(本文):
((
新型コロナウイルス感染拡大の余波が長引くなか、休業やリストラで収入が減り、生活がピンチに陥る家庭が急増している。
「家賃や光熱費の支払い猶予がないとき、焦って消費者金融やクレジットカードのキャッシングでお金を工面しようとする人もいますが、返済の利率がとても高くつくためそれは避けましょう。想定外の事態が起きている今だからこそ、国や自治体が整備している頼みの綱、すなわち“セーフティネット”の活用を検討すべきです。すでに全国の自治体で申し込みを受け付けていて、要件のハードルも下がっているので、生活に困ったことがあったら自治体に電話をかけて相談してみましょう」
))
(作業課題 1): 本文の「新型コロナウイルス感染拡大の」から「をかけて相談してみましょう」」までを両端も含めて書き写し、その際に「自治体」を「市区町村」に差し替えてもらえますか。
(作業課題 2): 本文の中でカタカナで書かれている語は何ですか。漏れなく挙げてください。
これから示す行は、この作業とは一切関係がありません。

(抽出データ項目):
((
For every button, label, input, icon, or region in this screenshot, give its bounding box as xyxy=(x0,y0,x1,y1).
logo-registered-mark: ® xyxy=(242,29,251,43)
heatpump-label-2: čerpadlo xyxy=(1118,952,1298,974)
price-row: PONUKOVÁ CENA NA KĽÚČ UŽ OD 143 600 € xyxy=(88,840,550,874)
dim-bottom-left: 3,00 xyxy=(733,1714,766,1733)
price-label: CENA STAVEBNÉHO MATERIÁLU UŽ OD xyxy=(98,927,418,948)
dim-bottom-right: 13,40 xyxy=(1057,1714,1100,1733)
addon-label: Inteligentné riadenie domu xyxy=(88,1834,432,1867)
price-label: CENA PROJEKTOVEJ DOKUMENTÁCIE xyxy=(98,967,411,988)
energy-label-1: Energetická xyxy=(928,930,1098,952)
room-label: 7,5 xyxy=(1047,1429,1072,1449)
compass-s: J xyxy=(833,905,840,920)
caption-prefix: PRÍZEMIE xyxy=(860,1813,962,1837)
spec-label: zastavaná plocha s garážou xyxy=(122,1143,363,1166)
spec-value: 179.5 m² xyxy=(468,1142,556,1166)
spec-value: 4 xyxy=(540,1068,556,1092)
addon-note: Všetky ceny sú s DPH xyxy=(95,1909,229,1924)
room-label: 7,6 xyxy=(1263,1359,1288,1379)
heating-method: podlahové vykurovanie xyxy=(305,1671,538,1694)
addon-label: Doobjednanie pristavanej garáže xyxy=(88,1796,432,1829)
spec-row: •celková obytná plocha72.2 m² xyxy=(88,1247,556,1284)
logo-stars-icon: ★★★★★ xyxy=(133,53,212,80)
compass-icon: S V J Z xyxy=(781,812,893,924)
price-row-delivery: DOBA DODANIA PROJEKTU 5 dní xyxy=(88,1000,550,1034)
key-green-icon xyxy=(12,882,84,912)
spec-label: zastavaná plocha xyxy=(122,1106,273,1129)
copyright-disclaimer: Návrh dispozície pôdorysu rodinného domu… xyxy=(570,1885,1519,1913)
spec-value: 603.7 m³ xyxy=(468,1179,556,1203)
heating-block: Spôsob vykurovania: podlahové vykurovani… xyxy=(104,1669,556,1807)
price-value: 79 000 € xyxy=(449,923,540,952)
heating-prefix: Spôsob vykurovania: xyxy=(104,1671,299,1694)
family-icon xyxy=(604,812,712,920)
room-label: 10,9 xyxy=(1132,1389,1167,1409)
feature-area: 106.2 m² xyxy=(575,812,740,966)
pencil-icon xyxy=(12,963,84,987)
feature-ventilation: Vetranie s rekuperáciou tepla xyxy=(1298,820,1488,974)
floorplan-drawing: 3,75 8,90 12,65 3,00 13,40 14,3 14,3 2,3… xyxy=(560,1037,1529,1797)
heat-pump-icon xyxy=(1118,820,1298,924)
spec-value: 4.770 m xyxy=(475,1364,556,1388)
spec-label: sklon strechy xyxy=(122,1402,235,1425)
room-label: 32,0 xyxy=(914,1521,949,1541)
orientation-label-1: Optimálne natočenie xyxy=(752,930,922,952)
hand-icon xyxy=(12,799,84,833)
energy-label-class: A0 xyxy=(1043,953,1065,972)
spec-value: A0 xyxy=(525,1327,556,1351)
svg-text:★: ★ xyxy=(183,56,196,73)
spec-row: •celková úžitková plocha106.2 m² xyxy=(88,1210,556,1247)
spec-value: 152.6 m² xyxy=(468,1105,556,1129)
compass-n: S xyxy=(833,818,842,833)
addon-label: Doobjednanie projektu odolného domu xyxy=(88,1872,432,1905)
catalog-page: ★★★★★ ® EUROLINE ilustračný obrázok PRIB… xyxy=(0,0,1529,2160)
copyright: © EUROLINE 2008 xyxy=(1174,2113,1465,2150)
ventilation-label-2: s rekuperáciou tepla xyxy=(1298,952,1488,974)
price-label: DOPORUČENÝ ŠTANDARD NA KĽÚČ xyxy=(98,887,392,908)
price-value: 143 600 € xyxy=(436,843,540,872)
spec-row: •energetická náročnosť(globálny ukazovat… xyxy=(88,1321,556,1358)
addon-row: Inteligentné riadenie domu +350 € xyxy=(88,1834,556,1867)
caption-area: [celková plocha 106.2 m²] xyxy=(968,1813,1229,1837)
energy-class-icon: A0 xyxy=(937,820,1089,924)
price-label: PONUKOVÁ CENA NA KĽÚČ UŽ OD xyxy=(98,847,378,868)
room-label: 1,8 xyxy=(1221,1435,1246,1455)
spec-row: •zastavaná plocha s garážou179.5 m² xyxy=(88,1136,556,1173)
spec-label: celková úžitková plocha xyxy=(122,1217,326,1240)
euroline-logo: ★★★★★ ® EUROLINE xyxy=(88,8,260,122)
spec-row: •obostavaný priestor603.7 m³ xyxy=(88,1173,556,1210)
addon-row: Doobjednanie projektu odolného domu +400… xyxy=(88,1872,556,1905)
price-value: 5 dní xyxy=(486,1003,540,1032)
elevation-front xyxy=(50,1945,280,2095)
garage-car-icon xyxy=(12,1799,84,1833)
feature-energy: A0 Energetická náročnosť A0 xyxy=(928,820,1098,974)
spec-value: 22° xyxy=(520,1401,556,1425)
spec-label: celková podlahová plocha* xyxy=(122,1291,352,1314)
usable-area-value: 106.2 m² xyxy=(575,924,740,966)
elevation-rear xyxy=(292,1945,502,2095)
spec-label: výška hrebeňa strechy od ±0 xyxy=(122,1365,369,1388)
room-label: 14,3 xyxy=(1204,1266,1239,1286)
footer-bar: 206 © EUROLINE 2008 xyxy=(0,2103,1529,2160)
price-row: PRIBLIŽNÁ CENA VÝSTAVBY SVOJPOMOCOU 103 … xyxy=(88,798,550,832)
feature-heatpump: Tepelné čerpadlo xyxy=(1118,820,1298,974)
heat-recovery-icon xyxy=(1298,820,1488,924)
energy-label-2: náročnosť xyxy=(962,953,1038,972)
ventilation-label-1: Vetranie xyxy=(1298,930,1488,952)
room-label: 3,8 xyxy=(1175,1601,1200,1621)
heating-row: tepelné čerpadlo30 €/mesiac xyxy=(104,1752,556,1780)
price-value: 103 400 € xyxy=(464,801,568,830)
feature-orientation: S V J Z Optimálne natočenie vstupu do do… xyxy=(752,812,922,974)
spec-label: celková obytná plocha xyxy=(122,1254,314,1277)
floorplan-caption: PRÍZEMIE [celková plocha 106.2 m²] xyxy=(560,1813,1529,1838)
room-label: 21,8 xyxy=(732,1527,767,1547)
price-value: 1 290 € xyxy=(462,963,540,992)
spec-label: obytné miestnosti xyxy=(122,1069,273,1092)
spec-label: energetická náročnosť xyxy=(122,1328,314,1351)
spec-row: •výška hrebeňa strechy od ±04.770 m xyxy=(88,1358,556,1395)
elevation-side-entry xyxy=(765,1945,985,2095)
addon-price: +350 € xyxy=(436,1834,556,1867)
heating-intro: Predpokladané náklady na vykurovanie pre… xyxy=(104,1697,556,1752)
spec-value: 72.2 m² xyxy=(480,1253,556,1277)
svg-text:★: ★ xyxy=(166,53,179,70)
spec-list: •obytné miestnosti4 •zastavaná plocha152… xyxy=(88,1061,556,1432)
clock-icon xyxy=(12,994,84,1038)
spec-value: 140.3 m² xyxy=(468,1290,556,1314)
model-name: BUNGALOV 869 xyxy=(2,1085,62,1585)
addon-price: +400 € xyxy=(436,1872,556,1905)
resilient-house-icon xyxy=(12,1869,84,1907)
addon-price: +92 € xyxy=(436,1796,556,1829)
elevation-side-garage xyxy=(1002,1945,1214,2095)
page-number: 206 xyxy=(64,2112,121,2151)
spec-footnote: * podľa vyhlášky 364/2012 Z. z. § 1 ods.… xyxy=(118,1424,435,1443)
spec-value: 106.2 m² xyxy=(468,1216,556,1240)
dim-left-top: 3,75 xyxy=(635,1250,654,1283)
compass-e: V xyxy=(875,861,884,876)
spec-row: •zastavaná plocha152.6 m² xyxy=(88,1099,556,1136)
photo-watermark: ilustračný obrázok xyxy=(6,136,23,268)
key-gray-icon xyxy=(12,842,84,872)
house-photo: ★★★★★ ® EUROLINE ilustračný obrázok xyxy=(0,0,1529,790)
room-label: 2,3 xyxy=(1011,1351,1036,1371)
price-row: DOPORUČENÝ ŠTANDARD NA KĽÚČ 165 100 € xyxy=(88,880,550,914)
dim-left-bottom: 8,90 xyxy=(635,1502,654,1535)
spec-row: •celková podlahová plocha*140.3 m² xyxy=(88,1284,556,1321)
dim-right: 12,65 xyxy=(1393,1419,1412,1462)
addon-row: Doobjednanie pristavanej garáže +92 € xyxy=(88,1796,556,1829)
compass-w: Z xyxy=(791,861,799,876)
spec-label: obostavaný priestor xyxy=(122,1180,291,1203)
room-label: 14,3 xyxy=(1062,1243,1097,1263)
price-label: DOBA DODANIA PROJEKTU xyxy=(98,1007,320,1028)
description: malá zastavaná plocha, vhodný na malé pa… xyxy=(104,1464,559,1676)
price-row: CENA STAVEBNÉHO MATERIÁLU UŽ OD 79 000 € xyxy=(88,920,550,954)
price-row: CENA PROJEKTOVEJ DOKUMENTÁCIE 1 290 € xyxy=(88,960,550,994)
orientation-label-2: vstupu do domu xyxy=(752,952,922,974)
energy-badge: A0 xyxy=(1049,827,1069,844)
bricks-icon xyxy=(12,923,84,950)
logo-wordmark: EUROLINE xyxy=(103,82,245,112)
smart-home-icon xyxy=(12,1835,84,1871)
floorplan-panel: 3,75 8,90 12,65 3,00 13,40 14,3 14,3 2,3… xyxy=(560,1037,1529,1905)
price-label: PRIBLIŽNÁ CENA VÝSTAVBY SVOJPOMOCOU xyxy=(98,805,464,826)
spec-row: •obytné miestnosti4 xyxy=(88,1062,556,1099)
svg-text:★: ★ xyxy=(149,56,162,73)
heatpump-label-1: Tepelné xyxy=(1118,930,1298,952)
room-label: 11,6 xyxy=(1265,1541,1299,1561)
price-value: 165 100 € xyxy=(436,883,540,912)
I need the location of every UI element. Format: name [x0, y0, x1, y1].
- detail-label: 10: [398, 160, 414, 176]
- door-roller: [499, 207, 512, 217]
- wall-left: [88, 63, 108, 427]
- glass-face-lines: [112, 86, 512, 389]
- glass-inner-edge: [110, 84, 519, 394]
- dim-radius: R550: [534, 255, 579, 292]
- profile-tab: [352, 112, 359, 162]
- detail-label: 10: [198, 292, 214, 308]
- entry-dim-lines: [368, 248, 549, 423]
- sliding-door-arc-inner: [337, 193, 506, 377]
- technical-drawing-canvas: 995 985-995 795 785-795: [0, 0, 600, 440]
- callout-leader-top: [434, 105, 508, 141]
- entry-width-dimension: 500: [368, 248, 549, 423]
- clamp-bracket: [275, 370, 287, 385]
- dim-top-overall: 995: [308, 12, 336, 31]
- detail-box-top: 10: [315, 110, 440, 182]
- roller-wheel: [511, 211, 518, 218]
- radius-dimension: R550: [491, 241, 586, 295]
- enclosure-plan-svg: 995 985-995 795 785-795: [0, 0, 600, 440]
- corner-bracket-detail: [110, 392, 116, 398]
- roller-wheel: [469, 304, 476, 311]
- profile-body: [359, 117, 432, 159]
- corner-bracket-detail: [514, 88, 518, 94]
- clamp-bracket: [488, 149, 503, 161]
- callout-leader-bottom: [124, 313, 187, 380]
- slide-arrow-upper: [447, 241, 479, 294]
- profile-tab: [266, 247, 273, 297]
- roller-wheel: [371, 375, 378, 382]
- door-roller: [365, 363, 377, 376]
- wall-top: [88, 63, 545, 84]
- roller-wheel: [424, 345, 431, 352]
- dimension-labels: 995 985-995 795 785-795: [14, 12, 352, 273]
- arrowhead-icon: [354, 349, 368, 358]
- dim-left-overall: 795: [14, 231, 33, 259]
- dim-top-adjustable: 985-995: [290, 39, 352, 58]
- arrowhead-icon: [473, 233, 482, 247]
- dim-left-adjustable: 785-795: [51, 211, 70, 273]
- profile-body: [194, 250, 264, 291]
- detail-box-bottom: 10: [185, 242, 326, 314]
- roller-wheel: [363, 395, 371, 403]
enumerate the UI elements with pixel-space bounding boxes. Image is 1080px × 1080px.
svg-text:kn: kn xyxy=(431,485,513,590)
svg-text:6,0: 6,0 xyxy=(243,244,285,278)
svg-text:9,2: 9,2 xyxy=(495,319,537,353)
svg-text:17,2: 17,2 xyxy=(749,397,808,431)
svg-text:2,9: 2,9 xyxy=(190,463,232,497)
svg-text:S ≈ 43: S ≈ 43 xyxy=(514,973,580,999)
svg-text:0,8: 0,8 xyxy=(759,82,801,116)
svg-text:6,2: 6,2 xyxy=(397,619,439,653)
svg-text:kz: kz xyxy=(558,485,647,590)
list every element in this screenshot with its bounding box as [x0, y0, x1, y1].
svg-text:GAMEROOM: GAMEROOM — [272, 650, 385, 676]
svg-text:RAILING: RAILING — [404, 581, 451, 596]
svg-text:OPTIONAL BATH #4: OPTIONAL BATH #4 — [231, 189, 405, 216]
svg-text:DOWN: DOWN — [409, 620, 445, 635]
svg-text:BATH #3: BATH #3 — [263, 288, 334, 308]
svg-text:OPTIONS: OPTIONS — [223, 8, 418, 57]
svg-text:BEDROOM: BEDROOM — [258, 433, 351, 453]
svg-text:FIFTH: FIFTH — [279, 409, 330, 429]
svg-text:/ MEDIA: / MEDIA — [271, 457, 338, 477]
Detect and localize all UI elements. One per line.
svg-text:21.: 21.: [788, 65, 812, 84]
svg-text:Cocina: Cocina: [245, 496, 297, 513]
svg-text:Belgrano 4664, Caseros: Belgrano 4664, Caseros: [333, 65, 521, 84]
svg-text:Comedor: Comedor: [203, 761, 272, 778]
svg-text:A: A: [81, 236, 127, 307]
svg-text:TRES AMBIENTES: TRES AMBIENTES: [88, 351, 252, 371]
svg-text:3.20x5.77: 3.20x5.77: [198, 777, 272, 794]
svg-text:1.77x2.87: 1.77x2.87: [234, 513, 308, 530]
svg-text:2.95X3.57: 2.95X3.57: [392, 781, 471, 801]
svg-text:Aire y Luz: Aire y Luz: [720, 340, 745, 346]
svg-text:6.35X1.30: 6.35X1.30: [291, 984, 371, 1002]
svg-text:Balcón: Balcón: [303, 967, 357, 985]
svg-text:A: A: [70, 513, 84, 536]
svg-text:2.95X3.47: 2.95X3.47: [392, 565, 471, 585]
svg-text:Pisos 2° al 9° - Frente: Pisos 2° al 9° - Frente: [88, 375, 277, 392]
))
(演習結果 1):
新型コロナウイルス感染拡大の余波が長引くなか、休業やリストラで収入が減り、生活がピンチに陥る家庭が急増している。
「家賃や光熱費の支払い猶予がないとき、焦って消費者金融やクレジットカードのキャッシングでお金を工面しようとする人もいますが、返済の利率がとても高くつくためそれは避けましょう。想定外の事態が起きている今だからこそ、国や市区町村が整備している頼みの綱、すなわち“セーフティネット”の活用を検討すべきです。すでに全国の市区町村で申し込みを受け付けていて、要件のハードルも下がっているので、生活に困ったことがあったら市区町村に電話をかけて相談してみましょう」

(演習結果 2): コロナウイルス、リストラ、ピンチ、クレジットカード、キャッシング、セーフティネット、ハードル